Goal of the exercise:
Please replace "model-label" with "model-caption" everywhere in the material below, leaving everything else unchanged and omitting the pictures from your answer.

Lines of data
● ● ●
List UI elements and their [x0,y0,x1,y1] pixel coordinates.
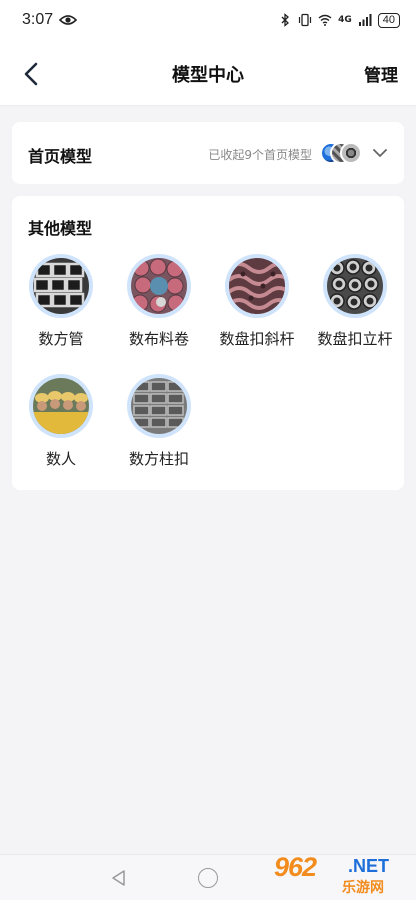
eye-icon [59,15,78,25]
model-label: 数盘扣立杆 [317,330,393,348]
system-navigation-bar: 962 .NET 乐游网 [0,852,416,900]
model-label: 数方管 [38,330,84,348]
manage-button[interactable]: 管理 [364,61,398,86]
system-home-icon[interactable] [198,868,218,888]
system-back-icon[interactable] [110,869,128,887]
wifi-icon [318,14,332,26]
home-model-avatar-stack [320,142,362,164]
signal-icon [358,14,372,26]
watermark-logo: 962 .NET 乐游网 [274,852,410,898]
model-label: 数方柱扣 [128,450,189,468]
model-avatar [323,254,387,318]
model-item-disc-buckle-diagonal[interactable]: 数盘扣斜杆 [208,254,306,349]
disc-buckle-pole-image [327,258,383,314]
network-type: 4G [338,15,352,25]
bluetooth-icon [281,13,290,27]
status-time: 3:07 [22,11,54,28]
model-avatar [127,254,191,318]
fabric-roll-image [131,258,187,314]
people-image [33,378,89,434]
other-models-card: 其他模型 数方管 数布料卷 数盘扣斜杆 数盘扣立杆 数人 数方柱扣 [12,196,404,490]
vibrate-icon [298,13,312,27]
battery-indicator: 40 [377,12,400,28]
model-avatar [29,254,93,318]
home-models-card[interactable]: 首页模型 已收起9个首页模型 [12,122,404,184]
model-item-fabric-roll[interactable]: 数布料卷 [110,254,208,349]
status-icons: 4G 40 [278,12,400,28]
square-column-clip-image [131,378,187,434]
watermark-subtitle: 乐游网 [342,880,384,896]
chevron-down-icon[interactable] [372,145,388,161]
collapsed-summary: 已收起9个首页模型 [208,148,312,162]
watermark-brand: 962 [274,852,317,882]
model-label: 数人 [45,450,76,468]
watermark-domain: .NET [348,856,390,876]
page-title: 模型中心 [172,65,244,86]
model-item-square-column-clip[interactable]: 数方柱扣 [110,374,208,469]
model-item-disc-buckle-pole[interactable]: 数盘扣立杆 [306,254,404,349]
avatar [340,142,362,164]
other-models-title: 其他模型 [28,219,93,238]
disc-buckle-diagonal-image [227,258,291,314]
home-models-title: 首页模型 [28,147,93,166]
square-tube-image [33,258,89,314]
model-label: 数盘扣斜杆 [219,330,295,348]
status-bar: 3:07 4G 40 [0,0,416,40]
model-label: 数布料卷 [128,330,189,348]
model-avatar [225,254,291,318]
model-item-square-tube[interactable]: 数方管 [12,254,110,349]
model-avatar [29,374,93,438]
model-item-people[interactable]: 数人 [12,374,110,469]
navigation-bar: 模型中心 管理 [0,40,416,106]
model-avatar [127,374,191,438]
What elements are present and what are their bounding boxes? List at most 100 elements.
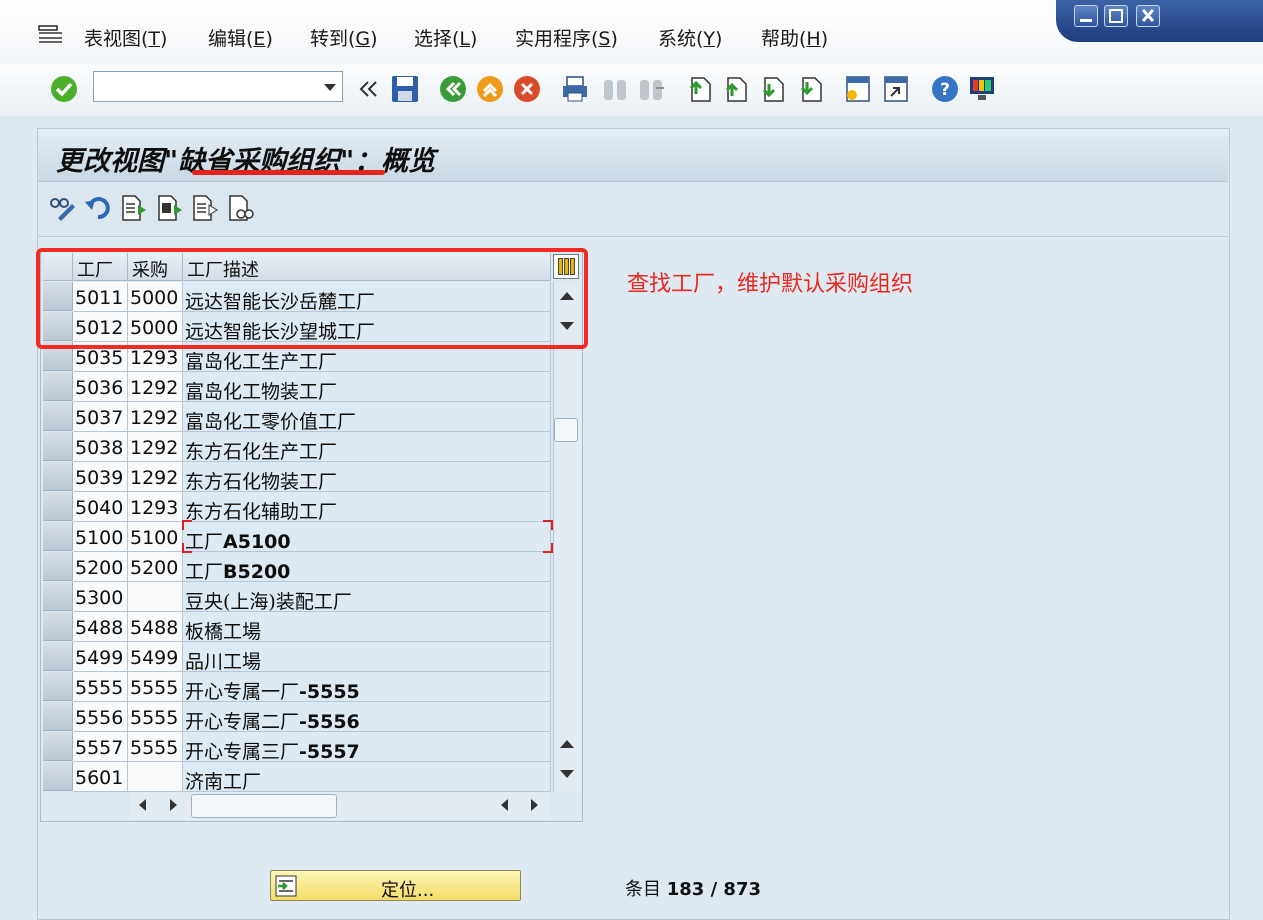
● ● ●
Task response:
List UI elements and their [x0,y0,x1,y1] pixel coordinates.
eye-icon [59,15,78,25]
model-caption: 数盘扣立杆 [317,330,393,348]
system-navigation-bar: 962 .NET 乐游网 [0,852,416,900]
model-caption: 数方管 [38,330,84,348]
manage-button[interactable]: 管理 [364,61,398,86]
system-home-icon[interactable] [198,868,218,888]
system-back-icon[interactable] [110,869,128,887]
wifi-icon [318,14,332,26]
home-model-avatar-stack [320,142,362,164]
signal-icon [358,14,372,26]
watermark-logo: 962 .NET 乐游网 [274,852,410,898]
model-caption: 数方柱扣 [128,450,189,468]
model-avatar [323,254,387,318]
model-item-disc-buckle-diagonal[interactable]: 数盘扣斜杆 [208,254,306,349]
disc-buckle-pole-image [327,258,383,314]
network-type: 4G [338,15,352,25]
bluetooth-icon [281,13,290,27]
status-time: 3:07 [22,11,54,28]
model-avatar [127,254,191,318]
fabric-roll-image [131,258,187,314]
people-image [33,378,89,434]
other-models-card: 其他模型 数方管 数布料卷 数盘扣斜杆 数盘扣立杆 数人 数方柱扣 [12,196,404,490]
vibrate-icon [298,13,312,27]
battery-indicator: 40 [377,12,400,28]
model-avatar [29,254,93,318]
home-models-card[interactable]: 首页模型 已收起9个首页模型 [12,122,404,184]
model-item-fabric-roll[interactable]: 数布料卷 [110,254,208,349]
status-icons: 4G 40 [278,12,400,28]
square-column-clip-image [131,378,187,434]
watermark-subtitle: 乐游网 [342,880,384,896]
chevron-down-icon[interactable] [372,145,388,161]
collapsed-summary: 已收起9个首页模型 [208,148,312,162]
watermark-brand: 962 [274,852,317,882]
model-caption: 数人 [45,450,76,468]
watermark-domain: .NET [348,856,390,876]
page-title: 模型中心 [172,65,244,86]
model-item-square-column-clip[interactable]: 数方柱扣 [110,374,208,469]
model-item-disc-buckle-pole[interactable]: 数盘扣立杆 [306,254,404,349]
avatar [340,142,362,164]
other-models-title: 其他模型 [28,219,93,238]
disc-buckle-diagonal-image [227,258,291,314]
home-models-title: 首页模型 [28,147,93,166]
square-tube-image [33,258,89,314]
model-caption: 数盘扣斜杆 [219,330,295,348]
status-bar: 3:07 4G 40 [0,0,416,40]
model-caption: 数布料卷 [128,330,189,348]
model-avatar [225,254,291,318]
model-item-square-tube[interactable]: 数方管 [12,254,110,349]
model-avatar [29,374,93,438]
model-item-people[interactable]: 数人 [12,374,110,469]
navigation-bar: 模型中心 管理 [0,40,416,106]
model-avatar [127,374,191,438]
What elements are present and what are their bounding boxes? List at most 100 elements.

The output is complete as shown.